_CONSIGNE A_: Recopiez à l'identique la partie des enregistrements qui s'ouvre sur leur première ligne et se termine par la ligne contenant "- weight-field[interactable]: 56: [69, 1463, 852, 1611]", les deux bornes comprises.

Le 14 juillet 1971: après avoir décapité l’armée, Hassan II réunit à Rabat la génération suivante des officiers.

La tentative de putsch de Skhirat, en 1971, contre le roi Hassan II du Maroc, fut une tragédie shakespearienne où l’héroïsme le disputa à la traîtrise.

Par Dr Mounir Hanablia *

10 juillet 1971 : un roi qui arrive à retourner en sa faveur en leur faisant réciter des versets du Coran, des soldats venus l’exécuter qui avaient déjà commis un véritable massacre parmi ses invités le jour de son anniversaire dans l’enceinte de son propre palais; un prince découvrant sa poitrine nue face aux armes des soldats mutins surexcités et leur ordonnant de le tuer; des médecins français professeurs de la faculté de médecine de Paris, parmi les plus prestigieux de France, abattus pour avoir porté secours aux blessés; le chef du putsch lui-même abattu dans des circonstances obscures, à ce qu’on dit pour avoir désapprouvé le comportement sanguinaire des auteurs et des exécuteurs du putsch: un général loyaliste abattu pour être allé les mains nues à l’état major de l’armée exiger la reddition du chef des mutins: la tentative de putsch de Skhirat, en 1971, contre le roi Hassan II du Maroc fut une tragédie shakespearienne où l’héroïsme le disputa à la traîtrise.

Les invités du roi fuient le palais de Skhirat. 

Le général Madbouh sur les pas du colonel Kadhafi

Naturellement, derrière tout cela, le colonel Kadhafi, dont le discours populiste anti-impérialiste et panarabe, ainsi que le putsch réussi deux ans plus tôt, commençait à tarauder un certain nombre de généraux marocains. Radio Tripoli, à ce qu’on dit, aurait annoncé le putsch avant même qu’il ne se produise.

_ENREGISTREMENTS_:
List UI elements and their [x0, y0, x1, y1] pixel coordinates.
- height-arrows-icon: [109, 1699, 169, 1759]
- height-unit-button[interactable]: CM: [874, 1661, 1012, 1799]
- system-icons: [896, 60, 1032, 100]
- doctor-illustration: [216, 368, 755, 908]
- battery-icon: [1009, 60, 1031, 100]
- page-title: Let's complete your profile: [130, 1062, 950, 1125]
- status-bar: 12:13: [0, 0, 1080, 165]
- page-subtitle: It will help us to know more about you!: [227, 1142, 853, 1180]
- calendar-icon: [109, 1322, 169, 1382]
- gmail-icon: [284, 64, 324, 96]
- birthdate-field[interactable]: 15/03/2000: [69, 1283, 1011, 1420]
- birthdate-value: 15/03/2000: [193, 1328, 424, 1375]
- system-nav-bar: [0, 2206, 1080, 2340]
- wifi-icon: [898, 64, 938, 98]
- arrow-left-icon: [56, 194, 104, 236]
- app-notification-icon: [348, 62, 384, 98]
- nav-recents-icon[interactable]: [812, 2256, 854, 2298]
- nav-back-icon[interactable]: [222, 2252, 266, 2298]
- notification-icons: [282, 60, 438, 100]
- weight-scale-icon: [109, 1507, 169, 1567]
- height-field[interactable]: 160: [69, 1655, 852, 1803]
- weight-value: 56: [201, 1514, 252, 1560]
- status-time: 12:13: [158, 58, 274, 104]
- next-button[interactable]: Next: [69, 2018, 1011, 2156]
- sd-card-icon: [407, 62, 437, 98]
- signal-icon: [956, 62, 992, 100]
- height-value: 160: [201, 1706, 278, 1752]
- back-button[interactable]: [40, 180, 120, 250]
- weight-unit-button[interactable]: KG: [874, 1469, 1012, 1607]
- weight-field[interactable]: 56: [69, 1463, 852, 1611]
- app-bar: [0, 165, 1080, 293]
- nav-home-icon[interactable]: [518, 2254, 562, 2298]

_CONSIGNE B_: Poursuivez le texte sur la tentative de putsch de Skhirat en reprenant juste après sa dernière phrase.

_RÉPONSE A_:
List UI elements and their [x0, y0, x1, y1] pixel coordinates.
- height-arrows-icon: [109, 1699, 169, 1759]
- height-unit-button[interactable]: CM: [874, 1661, 1012, 1799]
- system-icons: [896, 60, 1032, 100]
- doctor-illustration: [216, 368, 755, 908]
- battery-icon: [1009, 60, 1031, 100]
- page-title: Let's complete your profile: [130, 1062, 950, 1125]
- status-bar: 12:13: [0, 0, 1080, 165]
- page-subtitle: It will help us to know more about you!: [227, 1142, 853, 1180]
- calendar-icon: [109, 1322, 169, 1382]
- gmail-icon: [284, 64, 324, 96]
- birthdate-field[interactable]: 15/03/2000: [69, 1283, 1011, 1420]
- birthdate-value: 15/03/2000: [193, 1328, 424, 1375]
- system-nav-bar: [0, 2206, 1080, 2340]
- wifi-icon: [898, 64, 938, 98]
- arrow-left-icon: [56, 194, 104, 236]
- app-notification-icon: [348, 62, 384, 98]
- nav-recents-icon[interactable]: [812, 2256, 854, 2298]
- nav-back-icon[interactable]: [222, 2252, 266, 2298]
- notification-icons: [282, 60, 438, 100]
- weight-scale-icon: [109, 1507, 169, 1567]
- height-field[interactable]: 160: [69, 1655, 852, 1803]
- weight-value: 56: [201, 1514, 252, 1560]
- status-time: 12:13: [158, 58, 274, 104]
- next-button[interactable]: Next: [69, 2018, 1011, 2156]
- sd-card-icon: [407, 62, 437, 98]
- signal-icon: [956, 62, 992, 100]
- height-value: 160: [201, 1706, 278, 1752]
- back-button[interactable]: [40, 180, 120, 250]
- weight-unit-button[interactable]: KG: [874, 1469, 1012, 1607]
- weight-field[interactable]: 56: [69, 1463, 852, 1611]

_RÉPONSE B_:
Mais comment en était on arrivé à cette situation dans le pays où l’absolutisme royal s’appuyait sur l’armée principalement dirigée par des officiers issus de l’armée française, et sur l’aide de la France et des Etats Unis d’Amérique?

Le fomentateur du putsch, le général Mohamed Madbouh, chef de la maison royale, et directeur du protocole, avait été scandalisé lors de son passage à Washington justement par le degré de corruption qui prévalait dans le sérail, à l’occasion de la discussion d’un contrat se rapportant semble-t-il à Royal Air Maroc, et que l’un de ses contacts américains lui avait dévoilé. C’est en tous cas ce que l’histoire a rapporté.

Si les relations traditionnelles avec Israël ont joué dans la genèse du putsch, à un moment où le monde arabe vivait une véritable humiliation après la défaite de Juin-1967, et où les perspectives de paix étaient oblitérées, personne n’en dira jamais rien.

Les deux principaux conspirateurs: le colonel Ababou et le général Madbouh. 

A son retour au Maroc, le général Medbouh avait contacté le colonel M’hamed Ababou, directeur de l’académie militaire. Connaissait-il ses sentiments anti royalistes? C’est, en tous cas, ce dernier qui conduirait ses 1500 élèves issus des campagnes et des montagnes marocaines à l’assaut du palais de Skhirat, où ce qui leur apparaîtrait comme une forme éhontée d’hédonisme déchaînerait, selon certains, leur comportement sanguinaire.

L’assaut sanglant contre le palais de Skhirat

Après avoir pris le contrôle du palais, Ababou et Medbouh avaient reçu les soutiens d’un certain nombre d’autres généraux préalablement sollicités, commandants des régions militaires du Maroc, et la radio nationale, tombée entre les mains des mutins, avait annoncé l’abolition de la monarchie et la constitution d’une république populaire dirigée par une junte militaire.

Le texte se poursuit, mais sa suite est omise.